[start]

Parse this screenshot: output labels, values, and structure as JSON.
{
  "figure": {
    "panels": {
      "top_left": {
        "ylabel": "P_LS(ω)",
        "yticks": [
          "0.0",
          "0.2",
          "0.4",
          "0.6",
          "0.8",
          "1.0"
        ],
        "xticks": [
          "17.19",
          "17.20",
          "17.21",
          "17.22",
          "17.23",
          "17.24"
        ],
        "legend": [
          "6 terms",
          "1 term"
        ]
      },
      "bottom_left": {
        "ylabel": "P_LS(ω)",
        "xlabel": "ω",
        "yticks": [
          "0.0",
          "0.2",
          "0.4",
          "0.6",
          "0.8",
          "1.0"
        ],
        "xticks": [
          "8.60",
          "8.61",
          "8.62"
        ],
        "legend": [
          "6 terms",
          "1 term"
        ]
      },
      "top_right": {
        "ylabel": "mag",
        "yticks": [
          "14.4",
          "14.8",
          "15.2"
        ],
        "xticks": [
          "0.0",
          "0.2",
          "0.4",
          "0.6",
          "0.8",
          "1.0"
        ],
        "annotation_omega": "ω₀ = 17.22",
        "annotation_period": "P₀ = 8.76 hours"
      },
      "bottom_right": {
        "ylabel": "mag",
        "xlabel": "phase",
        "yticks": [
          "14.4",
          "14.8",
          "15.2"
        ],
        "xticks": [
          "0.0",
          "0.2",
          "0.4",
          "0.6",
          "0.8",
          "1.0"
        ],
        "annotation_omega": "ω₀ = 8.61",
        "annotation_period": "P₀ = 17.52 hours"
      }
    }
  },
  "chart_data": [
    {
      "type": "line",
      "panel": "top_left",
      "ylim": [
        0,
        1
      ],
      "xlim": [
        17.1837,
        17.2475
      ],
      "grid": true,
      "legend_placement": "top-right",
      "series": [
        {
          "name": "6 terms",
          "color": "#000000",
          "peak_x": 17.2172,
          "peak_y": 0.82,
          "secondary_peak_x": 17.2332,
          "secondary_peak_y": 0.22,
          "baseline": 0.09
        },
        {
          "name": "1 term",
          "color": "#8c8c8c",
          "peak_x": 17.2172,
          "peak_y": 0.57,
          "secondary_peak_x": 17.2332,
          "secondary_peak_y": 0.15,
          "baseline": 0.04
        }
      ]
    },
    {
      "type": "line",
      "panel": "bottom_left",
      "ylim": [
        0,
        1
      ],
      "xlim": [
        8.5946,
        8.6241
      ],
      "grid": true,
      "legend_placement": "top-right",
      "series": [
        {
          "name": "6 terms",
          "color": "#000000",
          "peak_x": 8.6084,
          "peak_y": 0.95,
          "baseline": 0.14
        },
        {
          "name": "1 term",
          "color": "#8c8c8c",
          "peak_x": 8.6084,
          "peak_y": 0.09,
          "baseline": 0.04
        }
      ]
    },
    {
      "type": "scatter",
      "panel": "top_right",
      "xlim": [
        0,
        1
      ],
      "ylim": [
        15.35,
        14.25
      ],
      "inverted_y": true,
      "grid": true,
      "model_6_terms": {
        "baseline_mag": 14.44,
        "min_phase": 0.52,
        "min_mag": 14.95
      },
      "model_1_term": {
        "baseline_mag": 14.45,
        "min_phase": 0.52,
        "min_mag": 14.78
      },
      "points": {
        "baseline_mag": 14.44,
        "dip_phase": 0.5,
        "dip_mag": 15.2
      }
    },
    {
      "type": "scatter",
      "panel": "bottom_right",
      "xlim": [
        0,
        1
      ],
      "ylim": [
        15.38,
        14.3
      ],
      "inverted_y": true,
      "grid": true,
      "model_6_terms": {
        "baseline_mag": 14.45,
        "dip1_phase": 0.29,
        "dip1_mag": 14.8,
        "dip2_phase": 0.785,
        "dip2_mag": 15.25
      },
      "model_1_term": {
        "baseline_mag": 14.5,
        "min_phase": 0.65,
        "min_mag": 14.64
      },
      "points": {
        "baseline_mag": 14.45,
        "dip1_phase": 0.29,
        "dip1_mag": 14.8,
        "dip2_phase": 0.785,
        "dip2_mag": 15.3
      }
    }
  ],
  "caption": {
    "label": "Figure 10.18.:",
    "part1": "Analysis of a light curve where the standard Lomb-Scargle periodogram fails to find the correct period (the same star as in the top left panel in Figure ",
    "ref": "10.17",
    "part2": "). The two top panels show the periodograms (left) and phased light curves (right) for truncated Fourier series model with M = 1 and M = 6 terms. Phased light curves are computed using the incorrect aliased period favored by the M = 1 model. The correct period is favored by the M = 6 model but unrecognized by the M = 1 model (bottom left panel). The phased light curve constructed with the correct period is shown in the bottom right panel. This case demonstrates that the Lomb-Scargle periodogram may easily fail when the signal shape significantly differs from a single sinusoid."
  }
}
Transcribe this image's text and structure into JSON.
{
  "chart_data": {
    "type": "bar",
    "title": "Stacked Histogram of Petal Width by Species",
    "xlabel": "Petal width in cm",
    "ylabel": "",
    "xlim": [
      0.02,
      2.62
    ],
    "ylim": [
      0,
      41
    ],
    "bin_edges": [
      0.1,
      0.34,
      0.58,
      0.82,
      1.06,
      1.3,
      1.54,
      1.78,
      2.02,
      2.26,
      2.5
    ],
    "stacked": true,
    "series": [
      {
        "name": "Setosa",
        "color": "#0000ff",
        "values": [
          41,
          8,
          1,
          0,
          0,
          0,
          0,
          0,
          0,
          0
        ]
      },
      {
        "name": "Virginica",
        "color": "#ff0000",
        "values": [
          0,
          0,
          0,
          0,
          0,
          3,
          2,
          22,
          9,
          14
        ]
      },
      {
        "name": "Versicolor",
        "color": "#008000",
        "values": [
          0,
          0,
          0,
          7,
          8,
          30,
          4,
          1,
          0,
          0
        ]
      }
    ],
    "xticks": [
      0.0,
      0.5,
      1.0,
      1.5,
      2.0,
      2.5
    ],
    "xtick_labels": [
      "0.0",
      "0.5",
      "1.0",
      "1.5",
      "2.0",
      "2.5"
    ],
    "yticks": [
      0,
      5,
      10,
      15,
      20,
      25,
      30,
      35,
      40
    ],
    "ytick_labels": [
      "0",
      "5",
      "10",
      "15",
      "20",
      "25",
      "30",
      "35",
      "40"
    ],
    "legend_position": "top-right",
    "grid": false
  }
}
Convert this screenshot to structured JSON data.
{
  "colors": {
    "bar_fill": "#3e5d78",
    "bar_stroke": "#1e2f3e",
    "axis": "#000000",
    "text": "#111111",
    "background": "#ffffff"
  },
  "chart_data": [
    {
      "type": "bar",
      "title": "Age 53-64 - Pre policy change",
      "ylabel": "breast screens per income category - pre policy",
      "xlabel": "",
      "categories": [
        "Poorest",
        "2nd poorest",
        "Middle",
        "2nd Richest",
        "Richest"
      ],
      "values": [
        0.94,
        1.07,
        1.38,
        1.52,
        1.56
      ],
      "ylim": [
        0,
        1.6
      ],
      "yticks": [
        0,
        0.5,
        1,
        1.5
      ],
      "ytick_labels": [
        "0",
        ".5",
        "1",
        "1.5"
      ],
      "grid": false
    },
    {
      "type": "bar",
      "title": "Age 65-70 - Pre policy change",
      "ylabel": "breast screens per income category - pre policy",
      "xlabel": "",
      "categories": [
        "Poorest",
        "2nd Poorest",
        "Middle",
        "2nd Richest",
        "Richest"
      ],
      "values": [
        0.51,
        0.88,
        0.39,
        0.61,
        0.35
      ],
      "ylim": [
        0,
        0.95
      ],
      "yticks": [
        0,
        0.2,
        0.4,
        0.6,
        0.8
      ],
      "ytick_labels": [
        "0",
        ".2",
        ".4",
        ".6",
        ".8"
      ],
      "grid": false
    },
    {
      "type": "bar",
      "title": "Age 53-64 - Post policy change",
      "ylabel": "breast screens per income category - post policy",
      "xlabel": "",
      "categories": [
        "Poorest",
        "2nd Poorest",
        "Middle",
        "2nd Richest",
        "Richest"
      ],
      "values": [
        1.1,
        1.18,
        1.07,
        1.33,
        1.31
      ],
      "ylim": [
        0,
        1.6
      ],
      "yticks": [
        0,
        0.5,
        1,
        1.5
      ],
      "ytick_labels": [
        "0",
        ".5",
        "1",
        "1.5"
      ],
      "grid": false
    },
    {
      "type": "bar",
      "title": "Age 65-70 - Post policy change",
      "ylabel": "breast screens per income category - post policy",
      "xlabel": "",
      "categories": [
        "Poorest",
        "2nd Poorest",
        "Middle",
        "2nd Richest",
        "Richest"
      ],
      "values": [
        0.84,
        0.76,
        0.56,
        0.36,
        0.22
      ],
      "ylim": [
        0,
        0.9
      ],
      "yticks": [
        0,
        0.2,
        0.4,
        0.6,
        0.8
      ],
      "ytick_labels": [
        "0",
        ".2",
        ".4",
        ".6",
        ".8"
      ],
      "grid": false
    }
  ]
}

[end]

• _TASK DESCRIPTION_:
Copy all lines from the entries that contain the word "Petal".

• _EXERCISE ANSWER_:
    "title": "Stacked Histogram of Petal Width by Species",
    "xlabel": "Petal width in cm",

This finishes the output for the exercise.